— begin Information shown —

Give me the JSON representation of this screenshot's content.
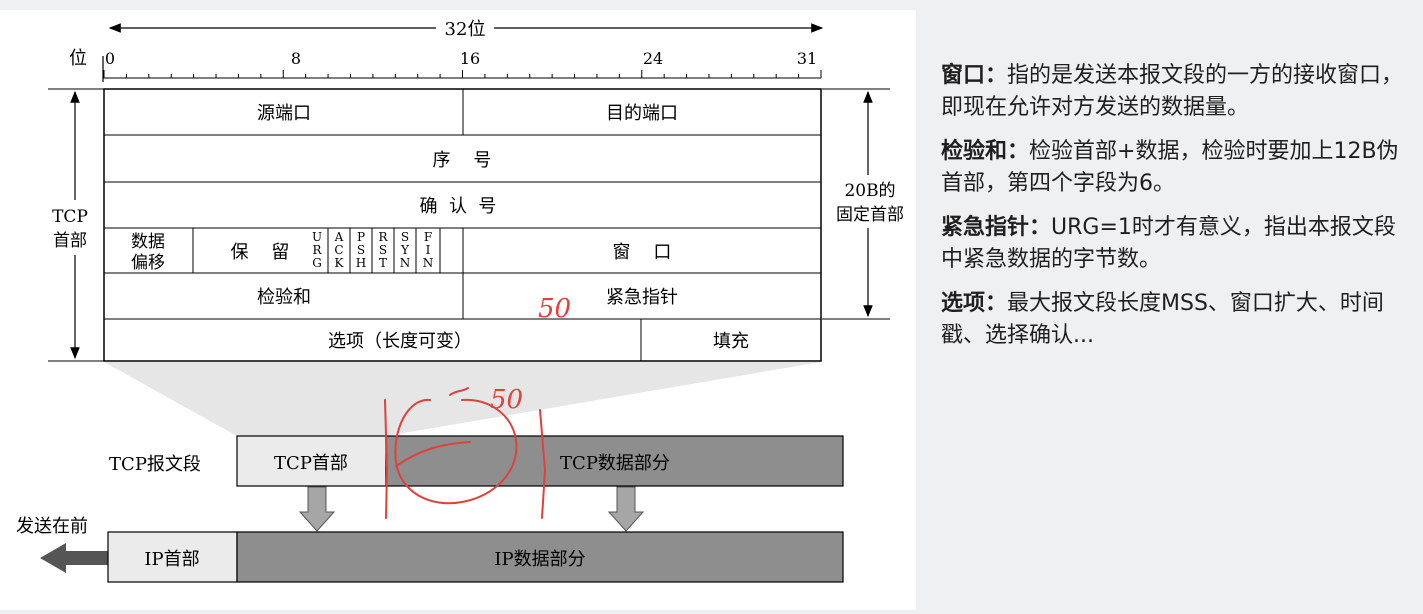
{
  "diagram": {
    "width_label": "32位",
    "bit_label": "位",
    "bit_ticks": [
      "0",
      "8",
      "16",
      "24",
      "31"
    ],
    "header_label_line1": "TCP",
    "header_label_line2": "首部",
    "fixed_label_line1": "20B的",
    "fixed_label_line2": "固定首部",
    "fields": {
      "src_port": "源端口",
      "dst_port": "目的端口",
      "seq": "序    号",
      "ack": "确  认  号",
      "offset_line1": "数据",
      "offset_line2": "偏移",
      "reserved": "保    留",
      "flags": [
        "URG",
        "ACK",
        "PSH",
        "RST",
        "SYN",
        "FIN"
      ],
      "window": "窗    口",
      "checksum": "检验和",
      "urgent": "紧急指针",
      "options": "选项（长度可变）",
      "padding": "填充"
    },
    "segment_label": "TCP报文段",
    "tcp_header": "TCP首部",
    "tcp_data": "TCP数据部分",
    "send_first": "发送在前",
    "ip_header": "IP首部",
    "ip_data": "IP数据部分",
    "annotations": [
      "50",
      "50"
    ]
  },
  "notes": [
    {
      "term": "窗口：",
      "text": "指的是发送本报文段的一方的接收窗口，即现在允许对方发送的数据量。"
    },
    {
      "term": "检验和：",
      "text": "检验首部+数据，检验时要加上12B伪首部，第四个字段为6。"
    },
    {
      "term": "紧急指针：",
      "text": "URG=1时才有意义，指出本报文段中紧急数据的字节数。"
    },
    {
      "term": "选项：",
      "text": "最大报文段长度MSS、窗口扩大、时间戳、选择确认..."
    }
  ],
  "colors": {
    "annotation": "#e0413a",
    "data_fill": "#8e8e8e",
    "header_fill": "#ebebeb",
    "arrow_fill": "#a6a6a6"
  }
}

— end Information shown —

● **Work to do**: Drop the images and quote the entries word for word.

● **Answer for the task**:
Give me the JSON representation of this screenshot's content.
{
  "diagram": {
    "width_label": "32位",
    "bit_label": "位",
    "bit_ticks": [
      "0",
      "8",
      "16",
      "24",
      "31"
    ],
    "header_label_line1": "TCP",
    "header_label_line2": "首部",
    "fixed_label_line1": "20B的",
    "fixed_label_line2": "固定首部",
    "fields": {
      "src_port": "源端口",
      "dst_port": "目的端口",
      "seq": "序    号",
      "ack": "确  认  号",
      "offset_line1": "数据",
      "offset_line2": "偏移",
      "reserved": "保    留",
      "flags": [
        "URG",
        "ACK",
        "PSH",
        "RST",
        "SYN",
        "FIN"
      ],
      "window": "窗    口",
      "checksum": "检验和",
      "urgent": "紧急指针",
      "options": "选项（长度可变）",
      "padding": "填充"
    },
    "segment_label": "TCP报文段",
    "tcp_header": "TCP首部",
    "tcp_data": "TCP数据部分",
    "send_first": "发送在前",
    "ip_header": "IP首部",
    "ip_data": "IP数据部分",
    "annotations": [
      "50",
      "50"
    ]
  },
  "notes": [
    {
      "term": "窗口：",
      "text": "指的是发送本报文段的一方的接收窗口，即现在允许对方发送的数据量。"
    },
    {
      "term": "检验和：",
      "text": "检验首部+数据，检验时要加上12B伪首部，第四个字段为6。"
    },
    {
      "term": "紧急指针：",
      "text": "URG=1时才有意义，指出本报文段中紧急数据的字节数。"
    },
    {
      "term": "选项：",
      "text": "最大报文段长度MSS、窗口扩大、时间戳、选择确认..."
    }
  ],
  "colors": {
    "annotation": "#e0413a",
    "data_fill": "#8e8e8e",
    "header_fill": "#ebebeb",
    "arrow_fill": "#a6a6a6"
  }
}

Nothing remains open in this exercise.